- _Exercise passage_
┄┄┄┄┄┄┄┄┄┄
One of my most recent investments was this conversion of a three bedroom, one bathroom, terraced house in Sheffield, to a five bedroom, two bathroom property, with Houses in Multiple Occupation (HMO) license.
Whilst the redevelopment works themselves only took four months, this was a longer term investment project due to the extent of the works - requiring an architect, structural surveyor and application for planning permission over the course of two years.
I got the property below market value (BMV) at auction, through Mark Jenkinson & Son, for £158,000. This was after multiple attendances at other auctions, as an observer, and doing my homework researching the local property market.
This property appealed to me for multiple reasons, including it's location (close to a hospital and two universities), the potential for loft conversion (with the addition of two more bedrooms and another bathroom) and HMO license, and the fact that Crookes is a very desirable suburb in Sheffield, with a large number of graduates choosing to settle in the area longer term.
Although the refurbishment only took around four months in total, it was a huge undertaking, made even bigger due to a few complications along the way.
┄┄┄┄┄┄┄┄┄┄
- _Supplied material_
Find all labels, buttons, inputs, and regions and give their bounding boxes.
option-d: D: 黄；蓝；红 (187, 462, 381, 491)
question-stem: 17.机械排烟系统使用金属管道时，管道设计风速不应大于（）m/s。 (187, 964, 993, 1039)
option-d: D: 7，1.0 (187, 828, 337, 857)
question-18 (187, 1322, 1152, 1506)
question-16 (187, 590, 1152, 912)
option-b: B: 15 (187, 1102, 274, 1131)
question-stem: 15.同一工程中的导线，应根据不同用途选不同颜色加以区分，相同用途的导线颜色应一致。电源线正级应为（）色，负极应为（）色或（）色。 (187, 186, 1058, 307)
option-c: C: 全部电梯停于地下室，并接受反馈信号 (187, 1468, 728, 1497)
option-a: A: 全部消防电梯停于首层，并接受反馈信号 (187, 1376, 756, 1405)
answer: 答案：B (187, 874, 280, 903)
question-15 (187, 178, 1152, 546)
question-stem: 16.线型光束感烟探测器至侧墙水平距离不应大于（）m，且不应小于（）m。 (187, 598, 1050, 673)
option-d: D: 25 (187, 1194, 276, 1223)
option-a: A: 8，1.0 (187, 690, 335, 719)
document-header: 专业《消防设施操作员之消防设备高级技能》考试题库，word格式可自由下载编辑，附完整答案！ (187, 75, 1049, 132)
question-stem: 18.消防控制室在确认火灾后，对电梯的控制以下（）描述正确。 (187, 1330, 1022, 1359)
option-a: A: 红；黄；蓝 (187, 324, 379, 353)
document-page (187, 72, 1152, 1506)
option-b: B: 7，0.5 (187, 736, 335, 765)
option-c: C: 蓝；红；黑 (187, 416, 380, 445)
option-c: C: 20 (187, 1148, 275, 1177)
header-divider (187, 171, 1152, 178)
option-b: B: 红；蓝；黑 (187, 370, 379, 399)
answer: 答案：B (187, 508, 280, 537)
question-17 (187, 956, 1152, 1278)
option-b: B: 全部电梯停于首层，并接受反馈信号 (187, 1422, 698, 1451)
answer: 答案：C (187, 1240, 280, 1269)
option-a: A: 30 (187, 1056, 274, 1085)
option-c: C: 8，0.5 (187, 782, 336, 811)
┄┄┄┄┄┄┄┄┄┄
- _Problem description_
Write down the part of the Sheffield house conversion text that opens with the words "One of my most" and closes with "Occupation (HMO) license.". The rows were taken from a separate source.

- _Output below_
One of my most recent investments was this conversion of a three bedroom, one bathroom, terraced house in Sheffield, to a five bedroom, two bathroom property, with Houses in Multiple Occupation (HMO) license.